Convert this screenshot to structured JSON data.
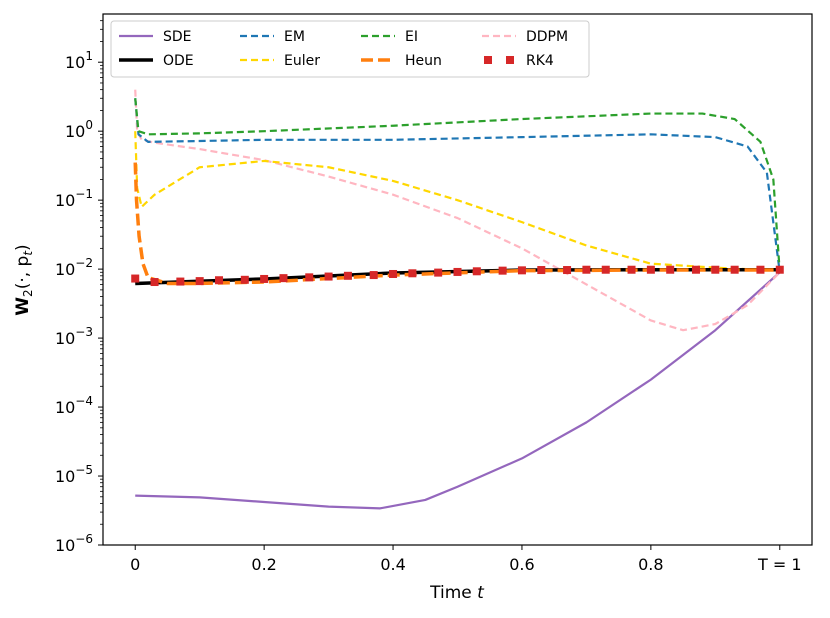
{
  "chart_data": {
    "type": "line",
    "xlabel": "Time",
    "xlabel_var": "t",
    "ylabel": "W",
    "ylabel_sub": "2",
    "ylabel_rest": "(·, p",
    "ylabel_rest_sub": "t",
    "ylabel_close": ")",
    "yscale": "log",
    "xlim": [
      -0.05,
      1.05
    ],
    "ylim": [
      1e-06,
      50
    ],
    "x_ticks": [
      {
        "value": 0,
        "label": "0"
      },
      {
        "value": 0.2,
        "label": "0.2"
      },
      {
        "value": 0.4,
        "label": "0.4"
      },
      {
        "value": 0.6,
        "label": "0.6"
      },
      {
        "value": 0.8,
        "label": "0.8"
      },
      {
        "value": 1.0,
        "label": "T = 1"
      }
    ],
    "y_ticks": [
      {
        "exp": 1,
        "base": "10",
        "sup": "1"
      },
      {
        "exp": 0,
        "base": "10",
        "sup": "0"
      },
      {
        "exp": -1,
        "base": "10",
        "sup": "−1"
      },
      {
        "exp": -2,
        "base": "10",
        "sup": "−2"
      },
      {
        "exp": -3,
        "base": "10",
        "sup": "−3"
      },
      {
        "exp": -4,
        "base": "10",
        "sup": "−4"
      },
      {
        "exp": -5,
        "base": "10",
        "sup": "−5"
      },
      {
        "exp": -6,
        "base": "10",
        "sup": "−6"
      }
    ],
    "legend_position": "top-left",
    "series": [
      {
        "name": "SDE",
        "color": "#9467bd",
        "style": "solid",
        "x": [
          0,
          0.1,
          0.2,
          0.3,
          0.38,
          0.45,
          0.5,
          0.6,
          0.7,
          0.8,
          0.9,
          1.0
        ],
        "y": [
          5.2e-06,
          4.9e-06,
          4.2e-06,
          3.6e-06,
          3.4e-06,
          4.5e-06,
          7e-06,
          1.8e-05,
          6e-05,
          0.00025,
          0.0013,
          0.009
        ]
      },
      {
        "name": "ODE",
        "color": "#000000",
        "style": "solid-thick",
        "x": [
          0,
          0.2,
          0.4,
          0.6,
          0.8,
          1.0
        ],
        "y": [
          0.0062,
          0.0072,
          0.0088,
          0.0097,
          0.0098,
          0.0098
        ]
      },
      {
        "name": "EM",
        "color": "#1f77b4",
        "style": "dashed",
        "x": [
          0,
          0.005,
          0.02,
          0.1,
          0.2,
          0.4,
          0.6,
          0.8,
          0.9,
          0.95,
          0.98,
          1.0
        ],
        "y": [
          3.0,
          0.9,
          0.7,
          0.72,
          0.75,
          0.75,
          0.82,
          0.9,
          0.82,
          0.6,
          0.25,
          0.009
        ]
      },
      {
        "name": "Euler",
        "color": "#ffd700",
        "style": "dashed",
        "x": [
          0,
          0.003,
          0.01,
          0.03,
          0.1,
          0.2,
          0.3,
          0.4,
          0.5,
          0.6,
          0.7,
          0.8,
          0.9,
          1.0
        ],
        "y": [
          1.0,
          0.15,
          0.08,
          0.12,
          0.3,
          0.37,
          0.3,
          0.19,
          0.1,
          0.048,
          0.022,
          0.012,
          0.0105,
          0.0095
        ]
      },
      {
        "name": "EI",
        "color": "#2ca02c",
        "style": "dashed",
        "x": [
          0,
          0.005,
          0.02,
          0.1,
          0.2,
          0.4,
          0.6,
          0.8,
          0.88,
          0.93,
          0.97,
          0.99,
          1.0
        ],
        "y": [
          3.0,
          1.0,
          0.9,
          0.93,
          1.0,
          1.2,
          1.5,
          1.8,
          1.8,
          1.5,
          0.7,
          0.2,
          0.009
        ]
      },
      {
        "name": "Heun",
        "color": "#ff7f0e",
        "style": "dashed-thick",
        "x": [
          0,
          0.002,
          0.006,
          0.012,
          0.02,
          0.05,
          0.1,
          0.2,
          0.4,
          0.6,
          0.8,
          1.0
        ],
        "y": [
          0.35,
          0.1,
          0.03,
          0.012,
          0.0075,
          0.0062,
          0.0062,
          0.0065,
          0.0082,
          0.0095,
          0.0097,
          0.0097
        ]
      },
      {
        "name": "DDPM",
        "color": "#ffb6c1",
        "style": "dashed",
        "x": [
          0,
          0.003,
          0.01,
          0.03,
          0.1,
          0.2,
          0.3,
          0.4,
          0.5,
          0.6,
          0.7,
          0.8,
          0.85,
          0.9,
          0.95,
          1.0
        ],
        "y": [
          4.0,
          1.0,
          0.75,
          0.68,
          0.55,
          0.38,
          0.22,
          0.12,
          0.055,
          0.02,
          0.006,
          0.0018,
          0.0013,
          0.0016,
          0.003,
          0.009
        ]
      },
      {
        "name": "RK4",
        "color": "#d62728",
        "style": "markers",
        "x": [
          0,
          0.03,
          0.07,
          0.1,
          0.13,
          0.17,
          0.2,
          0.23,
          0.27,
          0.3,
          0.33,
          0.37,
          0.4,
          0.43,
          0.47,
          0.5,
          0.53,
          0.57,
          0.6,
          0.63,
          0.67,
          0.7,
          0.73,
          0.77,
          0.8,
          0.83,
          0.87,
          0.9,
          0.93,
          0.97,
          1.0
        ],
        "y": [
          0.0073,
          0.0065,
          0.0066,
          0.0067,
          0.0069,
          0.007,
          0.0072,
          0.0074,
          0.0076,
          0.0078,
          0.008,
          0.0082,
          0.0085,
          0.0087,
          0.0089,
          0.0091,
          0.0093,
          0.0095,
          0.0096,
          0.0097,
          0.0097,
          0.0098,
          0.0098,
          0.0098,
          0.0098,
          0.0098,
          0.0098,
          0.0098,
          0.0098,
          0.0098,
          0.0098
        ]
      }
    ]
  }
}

> [REQUEST]
Without including any picture, retype the entries exactly.

> [TASK SOLUTION]
Convert this screenshot to structured JSON data.
{
  "chart_data": {
    "type": "line",
    "xlabel": "Time",
    "xlabel_var": "t",
    "ylabel": "W",
    "ylabel_sub": "2",
    "ylabel_rest": "(·, p",
    "ylabel_rest_sub": "t",
    "ylabel_close": ")",
    "yscale": "log",
    "xlim": [
      -0.05,
      1.05
    ],
    "ylim": [
      1e-06,
      50
    ],
    "x_ticks": [
      {
        "value": 0,
        "label": "0"
      },
      {
        "value": 0.2,
        "label": "0.2"
      },
      {
        "value": 0.4,
        "label": "0.4"
      },
      {
        "value": 0.6,
        "label": "0.6"
      },
      {
        "value": 0.8,
        "label": "0.8"
      },
      {
        "value": 1.0,
        "label": "T = 1"
      }
    ],
    "y_ticks": [
      {
        "exp": 1,
        "base": "10",
        "sup": "1"
      },
      {
        "exp": 0,
        "base": "10",
        "sup": "0"
      },
      {
        "exp": -1,
        "base": "10",
        "sup": "−1"
      },
      {
        "exp": -2,
        "base": "10",
        "sup": "−2"
      },
      {
        "exp": -3,
        "base": "10",
        "sup": "−3"
      },
      {
        "exp": -4,
        "base": "10",
        "sup": "−4"
      },
      {
        "exp": -5,
        "base": "10",
        "sup": "−5"
      },
      {
        "exp": -6,
        "base": "10",
        "sup": "−6"
      }
    ],
    "legend_position": "top-left",
    "series": [
      {
        "name": "SDE",
        "color": "#9467bd",
        "style": "solid",
        "x": [
          0,
          0.1,
          0.2,
          0.3,
          0.38,
          0.45,
          0.5,
          0.6,
          0.7,
          0.8,
          0.9,
          1.0
        ],
        "y": [
          5.2e-06,
          4.9e-06,
          4.2e-06,
          3.6e-06,
          3.4e-06,
          4.5e-06,
          7e-06,
          1.8e-05,
          6e-05,
          0.00025,
          0.0013,
          0.009
        ]
      },
      {
        "name": "ODE",
        "color": "#000000",
        "style": "solid-thick",
        "x": [
          0,
          0.2,
          0.4,
          0.6,
          0.8,
          1.0
        ],
        "y": [
          0.0062,
          0.0072,
          0.0088,
          0.0097,
          0.0098,
          0.0098
        ]
      },
      {
        "name": "EM",
        "color": "#1f77b4",
        "style": "dashed",
        "x": [
          0,
          0.005,
          0.02,
          0.1,
          0.2,
          0.4,
          0.6,
          0.8,
          0.9,
          0.95,
          0.98,
          1.0
        ],
        "y": [
          3.0,
          0.9,
          0.7,
          0.72,
          0.75,
          0.75,
          0.82,
          0.9,
          0.82,
          0.6,
          0.25,
          0.009
        ]
      },
      {
        "name": "Euler",
        "color": "#ffd700",
        "style": "dashed",
        "x": [
          0,
          0.003,
          0.01,
          0.03,
          0.1,
          0.2,
          0.3,
          0.4,
          0.5,
          0.6,
          0.7,
          0.8,
          0.9,
          1.0
        ],
        "y": [
          1.0,
          0.15,
          0.08,
          0.12,
          0.3,
          0.37,
          0.3,
          0.19,
          0.1,
          0.048,
          0.022,
          0.012,
          0.0105,
          0.0095
        ]
      },
      {
        "name": "EI",
        "color": "#2ca02c",
        "style": "dashed",
        "x": [
          0,
          0.005,
          0.02,
          0.1,
          0.2,
          0.4,
          0.6,
          0.8,
          0.88,
          0.93,
          0.97,
          0.99,
          1.0
        ],
        "y": [
          3.0,
          1.0,
          0.9,
          0.93,
          1.0,
          1.2,
          1.5,
          1.8,
          1.8,
          1.5,
          0.7,
          0.2,
          0.009
        ]
      },
      {
        "name": "Heun",
        "color": "#ff7f0e",
        "style": "dashed-thick",
        "x": [
          0,
          0.002,
          0.006,
          0.012,
          0.02,
          0.05,
          0.1,
          0.2,
          0.4,
          0.6,
          0.8,
          1.0
        ],
        "y": [
          0.35,
          0.1,
          0.03,
          0.012,
          0.0075,
          0.0062,
          0.0062,
          0.0065,
          0.0082,
          0.0095,
          0.0097,
          0.0097
        ]
      },
      {
        "name": "DDPM",
        "color": "#ffb6c1",
        "style": "dashed",
        "x": [
          0,
          0.003,
          0.01,
          0.03,
          0.1,
          0.2,
          0.3,
          0.4,
          0.5,
          0.6,
          0.7,
          0.8,
          0.85,
          0.9,
          0.95,
          1.0
        ],
        "y": [
          4.0,
          1.0,
          0.75,
          0.68,
          0.55,
          0.38,
          0.22,
          0.12,
          0.055,
          0.02,
          0.006,
          0.0018,
          0.0013,
          0.0016,
          0.003,
          0.009
        ]
      },
      {
        "name": "RK4",
        "color": "#d62728",
        "style": "markers",
        "x": [
          0,
          0.03,
          0.07,
          0.1,
          0.13,
          0.17,
          0.2,
          0.23,
          0.27,
          0.3,
          0.33,
          0.37,
          0.4,
          0.43,
          0.47,
          0.5,
          0.53,
          0.57,
          0.6,
          0.63,
          0.67,
          0.7,
          0.73,
          0.77,
          0.8,
          0.83,
          0.87,
          0.9,
          0.93,
          0.97,
          1.0
        ],
        "y": [
          0.0073,
          0.0065,
          0.0066,
          0.0067,
          0.0069,
          0.007,
          0.0072,
          0.0074,
          0.0076,
          0.0078,
          0.008,
          0.0082,
          0.0085,
          0.0087,
          0.0089,
          0.0091,
          0.0093,
          0.0095,
          0.0096,
          0.0097,
          0.0097,
          0.0098,
          0.0098,
          0.0098,
          0.0098,
          0.0098,
          0.0098,
          0.0098,
          0.0098,
          0.0098,
          0.0098
        ]
      }
    ]
  }
}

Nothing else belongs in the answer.